**Exercise data**
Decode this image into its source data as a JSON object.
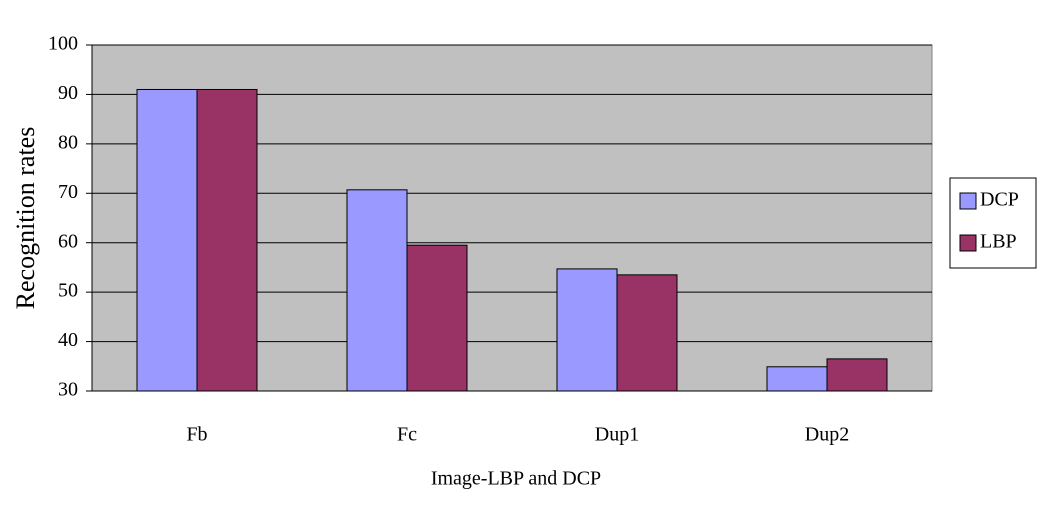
{
  "chart_data": {
    "type": "bar",
    "x_label": "Image-LBP and DCP",
    "y_label": "Recognition rates",
    "categories": [
      "Fb",
      "Fc",
      "Dup1",
      "Dup2"
    ],
    "series": [
      {
        "name": "DCP",
        "color": "#9999ff",
        "values": [
          91,
          70.7,
          54.7,
          34.9
        ]
      },
      {
        "name": "LBP",
        "color": "#993366",
        "values": [
          91,
          59.5,
          53.5,
          36.5
        ]
      }
    ],
    "ylim": [
      30,
      100
    ],
    "yticks": [
      30,
      40,
      50,
      60,
      70,
      80,
      90,
      100
    ],
    "grid": true,
    "legend": "right"
  }
}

**Aim of the task**
Omit the pictures and reproduce the listing exactly.

**Answer in full**
Decode this image into its source data as a JSON object.
{
  "chart_data": {
    "type": "bar",
    "x_label": "Image-LBP and DCP",
    "y_label": "Recognition rates",
    "categories": [
      "Fb",
      "Fc",
      "Dup1",
      "Dup2"
    ],
    "series": [
      {
        "name": "DCP",
        "color": "#9999ff",
        "values": [
          91,
          70.7,
          54.7,
          34.9
        ]
      },
      {
        "name": "LBP",
        "color": "#993366",
        "values": [
          91,
          59.5,
          53.5,
          36.5
        ]
      }
    ],
    "ylim": [
      30,
      100
    ],
    "yticks": [
      30,
      40,
      50,
      60,
      70,
      80,
      90,
      100
    ],
    "grid": true,
    "legend": "right"
  }
}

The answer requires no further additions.